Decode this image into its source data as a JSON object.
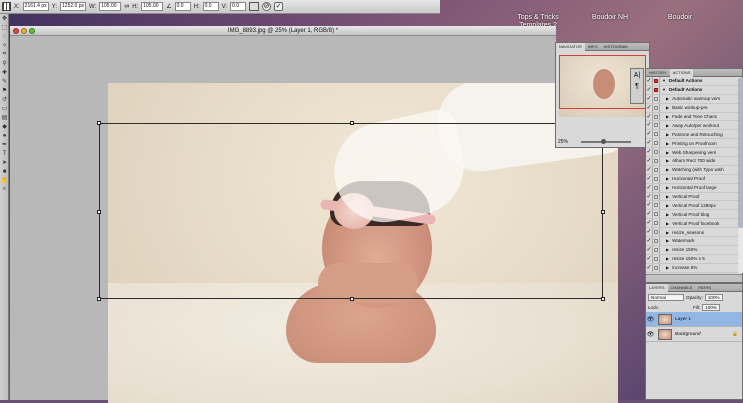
{
  "desktop": {
    "icons": [
      {
        "label": "Tops & Tricks\nTemplates 2"
      },
      {
        "label": "Boudoir NH"
      },
      {
        "label": "Boudoir"
      }
    ]
  },
  "options": {
    "x_value": "2161.4 px",
    "y_value": "1252.0 px",
    "w_value": "105.00",
    "h_value": "105.00",
    "angle_value": "0.0",
    "h_skew": "0.0",
    "v_skew": "0.0",
    "x_label": "X:",
    "y_label": "Y:",
    "w_label": "W:",
    "h_label": "H:",
    "angle_label": "∠",
    "h_label_skew": "H:",
    "v_label_skew": "V:",
    "cancel_symbol": "⊘",
    "commit_symbol": "✓"
  },
  "document": {
    "title": "IMG_8893.jpg @ 25% (Layer 1, RGB/8) *"
  },
  "navigator": {
    "tabs": [
      "NAVIGATOR",
      "INFO",
      "HISTOGRAM"
    ],
    "zoom": "25%"
  },
  "actions_panel": {
    "tabs": [
      "HISTORY",
      "ACTIONS"
    ],
    "items": [
      {
        "label": "Default Actions",
        "kind": "set"
      },
      {
        "label": "Default Actions",
        "kind": "set"
      },
      {
        "label": "Automatic warmup vers",
        "kind": "action"
      },
      {
        "label": "Basic workup-pre",
        "kind": "action"
      },
      {
        "label": "Fade and Tone Chanc",
        "kind": "action"
      },
      {
        "label": "Away Auto/per workout",
        "kind": "action"
      },
      {
        "label": "Pantone and Retouching",
        "kind": "action"
      },
      {
        "label": "Printing on Proofroom",
        "kind": "action"
      },
      {
        "label": "Web Sharpening vers",
        "kind": "action"
      },
      {
        "label": "Album Rect 700 wide",
        "kind": "action"
      },
      {
        "label": "Watching (with Typo wish",
        "kind": "action"
      },
      {
        "label": "Horizontal Proof",
        "kind": "action"
      },
      {
        "label": "Horizontal Proof large",
        "kind": "action"
      },
      {
        "label": "Vertical Proof",
        "kind": "action"
      },
      {
        "label": "Vertical Proof 1280px",
        "kind": "action"
      },
      {
        "label": "Vertical Proof blog",
        "kind": "action"
      },
      {
        "label": "Vertical Proof facebook",
        "kind": "action"
      },
      {
        "label": "resize_seasons",
        "kind": "action"
      },
      {
        "label": "Watermark",
        "kind": "action"
      },
      {
        "label": "resize 150%",
        "kind": "action"
      },
      {
        "label": "resize 150% x 5",
        "kind": "action"
      },
      {
        "label": "increase 5%",
        "kind": "action"
      }
    ]
  },
  "layers": {
    "tabs": [
      "LAYERS",
      "CHANNELS",
      "PATHS"
    ],
    "blend_mode": "Normal",
    "opacity_label": "Opacity:",
    "opacity": "100%",
    "fill_label": "Fill:",
    "fill": "100%",
    "lock_label": "Lock:",
    "items": [
      {
        "name": "Layer 1",
        "selected": true
      },
      {
        "name": "Background",
        "selected": false
      }
    ]
  },
  "colors": {
    "selection": "#93b7e4",
    "nav_view_box": "#e03a3a"
  }
}
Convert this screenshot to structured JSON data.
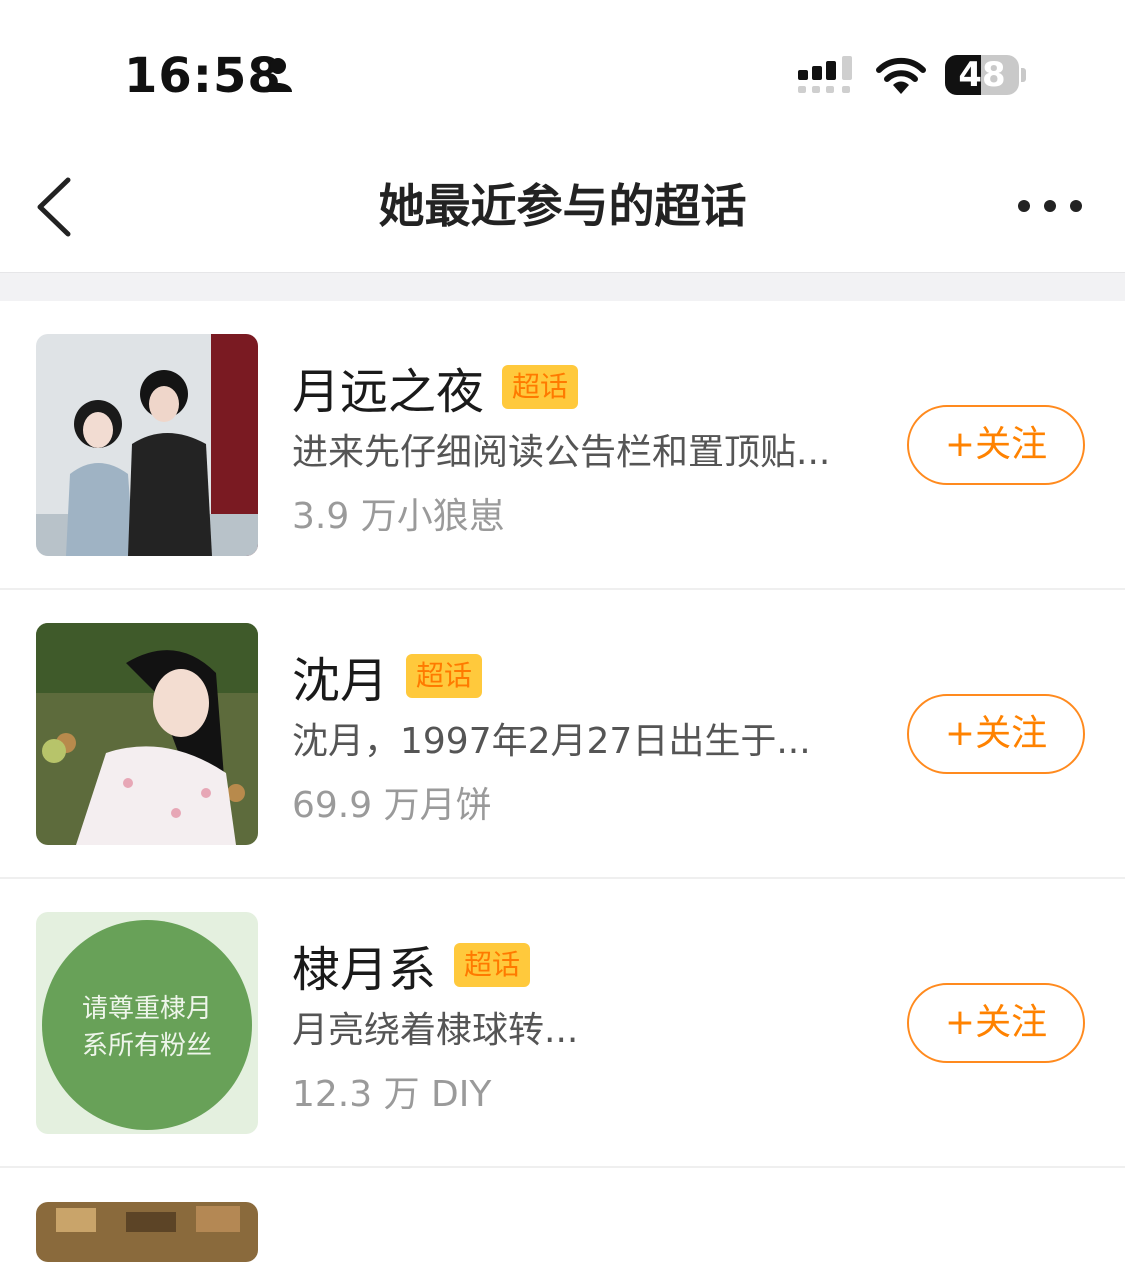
{
  "status_bar": {
    "time": "16:58",
    "battery": "48",
    "battery_level": 0.48
  },
  "nav": {
    "title": "她最近参与的超话",
    "back_icon": "chevron-left-icon",
    "more_icon": "more-dots-icon"
  },
  "colors": {
    "accent": "#ff8200",
    "badge_bg": "#ffc93c",
    "divider": "#f2f2f4"
  },
  "topics": [
    {
      "name": "月远之夜",
      "badge": "超话",
      "desc": "进来先仔细阅读公告栏和置顶贴...",
      "stats": "3.9 万小狼崽",
      "follow": "+关注"
    },
    {
      "name": "沈月",
      "badge": "超话",
      "desc": "沈月，1997年2月27日出生于...",
      "stats": "69.9 万月饼",
      "follow": "+关注"
    },
    {
      "name": "棣月系",
      "badge": "超话",
      "desc": "月亮绕着棣球转...",
      "stats": "12.3 万 DIY",
      "follow": "+关注",
      "thumb_text_1": "请尊重棣月",
      "thumb_text_2": "系所有粉丝"
    }
  ]
}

+ + + +

• [EXERCISE REQUIREMENTS]: Produce an exact copy of each line of data, skipping embedded images.

• [THE OUTPUT]:
Decode this image into its source data as a JSON object.
{
  "desktop": {
    "icons": [
      {
        "label": "Tops & Tricks\nTemplates 2"
      },
      {
        "label": "Boudoir NH"
      },
      {
        "label": "Boudoir"
      }
    ]
  },
  "options": {
    "x_value": "2161.4 px",
    "y_value": "1252.0 px",
    "w_value": "105.00",
    "h_value": "105.00",
    "angle_value": "0.0",
    "h_skew": "0.0",
    "v_skew": "0.0",
    "x_label": "X:",
    "y_label": "Y:",
    "w_label": "W:",
    "h_label": "H:",
    "angle_label": "∠",
    "h_label_skew": "H:",
    "v_label_skew": "V:",
    "cancel_symbol": "⊘",
    "commit_symbol": "✓"
  },
  "document": {
    "title": "IMG_8893.jpg @ 25% (Layer 1, RGB/8) *"
  },
  "navigator": {
    "tabs": [
      "NAVIGATOR",
      "INFO",
      "HISTOGRAM"
    ],
    "zoom": "25%"
  },
  "actions_panel": {
    "tabs": [
      "HISTORY",
      "ACTIONS"
    ],
    "items": [
      {
        "label": "Default Actions",
        "kind": "set"
      },
      {
        "label": "Default Actions",
        "kind": "set"
      },
      {
        "label": "Automatic warmup vers",
        "kind": "action"
      },
      {
        "label": "Basic workup-pre",
        "kind": "action"
      },
      {
        "label": "Fade and Tone Chanc",
        "kind": "action"
      },
      {
        "label": "Away Auto/per workout",
        "kind": "action"
      },
      {
        "label": "Pantone and Retouching",
        "kind": "action"
      },
      {
        "label": "Printing on Proofroom",
        "kind": "action"
      },
      {
        "label": "Web Sharpening vers",
        "kind": "action"
      },
      {
        "label": "Album Rect 700 wide",
        "kind": "action"
      },
      {
        "label": "Watching (with Typo wish",
        "kind": "action"
      },
      {
        "label": "Horizontal Proof",
        "kind": "action"
      },
      {
        "label": "Horizontal Proof large",
        "kind": "action"
      },
      {
        "label": "Vertical Proof",
        "kind": "action"
      },
      {
        "label": "Vertical Proof 1280px",
        "kind": "action"
      },
      {
        "label": "Vertical Proof blog",
        "kind": "action"
      },
      {
        "label": "Vertical Proof facebook",
        "kind": "action"
      },
      {
        "label": "resize_seasons",
        "kind": "action"
      },
      {
        "label": "Watermark",
        "kind": "action"
      },
      {
        "label": "resize 150%",
        "kind": "action"
      },
      {
        "label": "resize 150% x 5",
        "kind": "action"
      },
      {
        "label": "increase 5%",
        "kind": "action"
      }
    ]
  },
  "layers": {
    "tabs": [
      "LAYERS",
      "CHANNELS",
      "PATHS"
    ],
    "blend_mode": "Normal",
    "opacity_label": "Opacity:",
    "opacity": "100%",
    "fill_label": "Fill:",
    "fill": "100%",
    "lock_label": "Lock:",
    "items": [
      {
        "name": "Layer 1",
        "selected": true
      },
      {
        "name": "Background",
        "selected": false
      }
    ]
  },
  "colors": {
    "selection": "#93b7e4",
    "nav_view_box": "#e03a3a"
  }
}
Convert this screenshot to structured JSON data.
{
  "status_bar": {
    "time": "16:58",
    "battery": "48",
    "battery_level": 0.48
  },
  "nav": {
    "title": "她最近参与的超话",
    "back_icon": "chevron-left-icon",
    "more_icon": "more-dots-icon"
  },
  "colors": {
    "accent": "#ff8200",
    "badge_bg": "#ffc93c",
    "divider": "#f2f2f4"
  },
  "topics": [
    {
      "name": "月远之夜",
      "badge": "超话",
      "desc": "进来先仔细阅读公告栏和置顶贴...",
      "stats": "3.9 万小狼崽",
      "follow": "+关注"
    },
    {
      "name": "沈月",
      "badge": "超话",
      "desc": "沈月，1997年2月27日出生于...",
      "stats": "69.9 万月饼",
      "follow": "+关注"
    },
    {
      "name": "棣月系",
      "badge": "超话",
      "desc": "月亮绕着棣球转...",
      "stats": "12.3 万 DIY",
      "follow": "+关注",
      "thumb_text_1": "请尊重棣月",
      "thumb_text_2": "系所有粉丝"
    }
  ]
}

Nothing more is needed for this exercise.